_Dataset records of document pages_
┄┄┄┄┄┄┄┄┄┄

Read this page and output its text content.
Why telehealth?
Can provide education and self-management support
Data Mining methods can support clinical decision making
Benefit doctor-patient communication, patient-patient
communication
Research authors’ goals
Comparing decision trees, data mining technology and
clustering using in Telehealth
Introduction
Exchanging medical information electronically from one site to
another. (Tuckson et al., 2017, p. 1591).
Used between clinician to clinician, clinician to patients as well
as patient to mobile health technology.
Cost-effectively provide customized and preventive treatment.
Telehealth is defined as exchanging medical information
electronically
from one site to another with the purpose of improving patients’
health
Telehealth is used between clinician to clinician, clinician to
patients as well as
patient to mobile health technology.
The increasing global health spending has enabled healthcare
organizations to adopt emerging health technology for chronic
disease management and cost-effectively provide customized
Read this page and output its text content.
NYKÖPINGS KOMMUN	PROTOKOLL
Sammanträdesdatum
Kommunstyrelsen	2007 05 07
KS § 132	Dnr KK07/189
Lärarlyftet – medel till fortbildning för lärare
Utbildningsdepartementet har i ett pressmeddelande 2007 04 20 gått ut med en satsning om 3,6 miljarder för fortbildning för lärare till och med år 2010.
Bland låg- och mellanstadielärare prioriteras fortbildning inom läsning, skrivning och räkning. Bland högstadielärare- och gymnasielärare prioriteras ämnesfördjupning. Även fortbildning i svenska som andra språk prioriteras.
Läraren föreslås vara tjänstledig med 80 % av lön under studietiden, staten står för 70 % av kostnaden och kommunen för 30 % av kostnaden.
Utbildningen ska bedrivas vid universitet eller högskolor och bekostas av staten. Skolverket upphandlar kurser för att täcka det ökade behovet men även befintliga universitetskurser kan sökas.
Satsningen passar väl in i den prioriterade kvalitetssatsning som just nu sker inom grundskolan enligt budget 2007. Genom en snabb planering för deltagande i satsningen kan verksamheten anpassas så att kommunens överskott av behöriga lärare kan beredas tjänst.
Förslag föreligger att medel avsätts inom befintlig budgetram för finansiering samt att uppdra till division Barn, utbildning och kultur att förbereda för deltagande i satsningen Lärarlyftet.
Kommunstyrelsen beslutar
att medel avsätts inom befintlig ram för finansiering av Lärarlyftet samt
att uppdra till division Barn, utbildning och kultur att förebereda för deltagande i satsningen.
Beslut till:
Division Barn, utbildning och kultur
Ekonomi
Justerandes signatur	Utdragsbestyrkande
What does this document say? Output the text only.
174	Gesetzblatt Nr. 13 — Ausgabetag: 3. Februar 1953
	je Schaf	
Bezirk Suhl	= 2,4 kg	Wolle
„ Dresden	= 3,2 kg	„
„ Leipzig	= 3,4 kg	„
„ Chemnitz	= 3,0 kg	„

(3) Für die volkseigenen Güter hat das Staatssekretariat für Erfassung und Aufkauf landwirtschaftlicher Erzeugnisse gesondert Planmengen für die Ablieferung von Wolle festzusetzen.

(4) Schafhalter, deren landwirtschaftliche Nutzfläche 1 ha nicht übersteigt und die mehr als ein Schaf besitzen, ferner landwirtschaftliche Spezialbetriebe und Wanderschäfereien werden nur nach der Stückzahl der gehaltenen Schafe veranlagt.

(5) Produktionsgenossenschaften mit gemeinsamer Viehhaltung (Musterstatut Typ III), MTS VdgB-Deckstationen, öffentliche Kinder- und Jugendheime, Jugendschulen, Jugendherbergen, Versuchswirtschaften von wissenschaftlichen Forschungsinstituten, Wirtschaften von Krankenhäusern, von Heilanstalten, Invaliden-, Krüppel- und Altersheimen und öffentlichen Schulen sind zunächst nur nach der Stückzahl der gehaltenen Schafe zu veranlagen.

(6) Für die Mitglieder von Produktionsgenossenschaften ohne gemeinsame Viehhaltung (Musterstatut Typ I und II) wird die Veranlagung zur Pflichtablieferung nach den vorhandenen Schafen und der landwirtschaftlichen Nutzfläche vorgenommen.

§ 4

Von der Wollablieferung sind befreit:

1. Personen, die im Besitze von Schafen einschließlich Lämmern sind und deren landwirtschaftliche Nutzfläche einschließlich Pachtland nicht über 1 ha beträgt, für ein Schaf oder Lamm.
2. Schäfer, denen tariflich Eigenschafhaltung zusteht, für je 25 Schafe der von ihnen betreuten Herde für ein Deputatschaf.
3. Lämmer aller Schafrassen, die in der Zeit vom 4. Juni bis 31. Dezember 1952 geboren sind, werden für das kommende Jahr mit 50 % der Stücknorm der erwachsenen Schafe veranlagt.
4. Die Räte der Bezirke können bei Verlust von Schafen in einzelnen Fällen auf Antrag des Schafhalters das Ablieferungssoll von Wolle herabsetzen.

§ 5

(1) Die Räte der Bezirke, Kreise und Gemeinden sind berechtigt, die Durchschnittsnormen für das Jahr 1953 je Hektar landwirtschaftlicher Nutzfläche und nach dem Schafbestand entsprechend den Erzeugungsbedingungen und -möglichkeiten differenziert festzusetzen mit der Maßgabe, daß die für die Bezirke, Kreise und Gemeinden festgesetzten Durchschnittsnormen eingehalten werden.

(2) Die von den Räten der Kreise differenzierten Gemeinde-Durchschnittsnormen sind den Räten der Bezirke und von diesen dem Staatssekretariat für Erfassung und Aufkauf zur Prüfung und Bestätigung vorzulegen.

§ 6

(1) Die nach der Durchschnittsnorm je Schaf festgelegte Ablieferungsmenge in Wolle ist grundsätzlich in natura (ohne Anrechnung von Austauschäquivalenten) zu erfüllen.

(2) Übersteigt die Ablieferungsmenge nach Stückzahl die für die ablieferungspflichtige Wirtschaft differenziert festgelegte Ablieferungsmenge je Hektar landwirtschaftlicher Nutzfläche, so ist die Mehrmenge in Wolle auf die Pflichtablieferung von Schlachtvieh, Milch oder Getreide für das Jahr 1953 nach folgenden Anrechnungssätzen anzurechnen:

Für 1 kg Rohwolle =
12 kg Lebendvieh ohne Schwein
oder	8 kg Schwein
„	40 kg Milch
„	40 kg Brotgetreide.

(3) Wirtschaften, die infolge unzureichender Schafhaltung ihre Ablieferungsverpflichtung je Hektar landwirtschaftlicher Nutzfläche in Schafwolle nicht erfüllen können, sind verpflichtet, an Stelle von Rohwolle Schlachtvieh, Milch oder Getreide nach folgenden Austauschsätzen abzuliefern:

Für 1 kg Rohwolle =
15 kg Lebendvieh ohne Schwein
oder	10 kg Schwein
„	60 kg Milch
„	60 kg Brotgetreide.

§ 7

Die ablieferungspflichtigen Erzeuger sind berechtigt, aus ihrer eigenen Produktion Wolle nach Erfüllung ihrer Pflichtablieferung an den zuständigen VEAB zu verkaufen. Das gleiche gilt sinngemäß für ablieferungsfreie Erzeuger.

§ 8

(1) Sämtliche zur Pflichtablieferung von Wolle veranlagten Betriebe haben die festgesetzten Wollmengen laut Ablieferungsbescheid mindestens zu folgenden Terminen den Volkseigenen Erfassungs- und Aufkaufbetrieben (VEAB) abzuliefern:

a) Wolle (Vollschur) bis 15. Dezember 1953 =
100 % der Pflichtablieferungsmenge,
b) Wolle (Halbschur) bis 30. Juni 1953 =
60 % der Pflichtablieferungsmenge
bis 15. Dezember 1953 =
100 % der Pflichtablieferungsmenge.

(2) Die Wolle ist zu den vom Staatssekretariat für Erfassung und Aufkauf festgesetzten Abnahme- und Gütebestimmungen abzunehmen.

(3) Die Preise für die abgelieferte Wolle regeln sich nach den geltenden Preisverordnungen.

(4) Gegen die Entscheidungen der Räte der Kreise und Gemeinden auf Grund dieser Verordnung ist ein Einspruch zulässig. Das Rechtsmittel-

┄┄┄┄┄┄┄┄┄┄

_TASK DESCRIPTION_
All lines with the word "deltagande" need to be copied from the data above.

_EXERCISE RESPONSE_
Satsningen passar väl in i den prioriterade kvalitetssatsning som just nu sker inom grundskolan enligt budget 2007. Genom en snabb planering för deltagande i satsningen kan verksamheten anpassas så att kommunens överskott av behöriga lärare kan beredas tjänst.
Förslag föreligger att medel avsätts inom befintlig budgetram för finansiering samt att uppdra till division Barn, utbildning och kultur att förbereda för deltagande i satsningen Lärarlyftet.
att uppdra till division Barn, utbildning och kultur att förebereda för deltagande i satsningen.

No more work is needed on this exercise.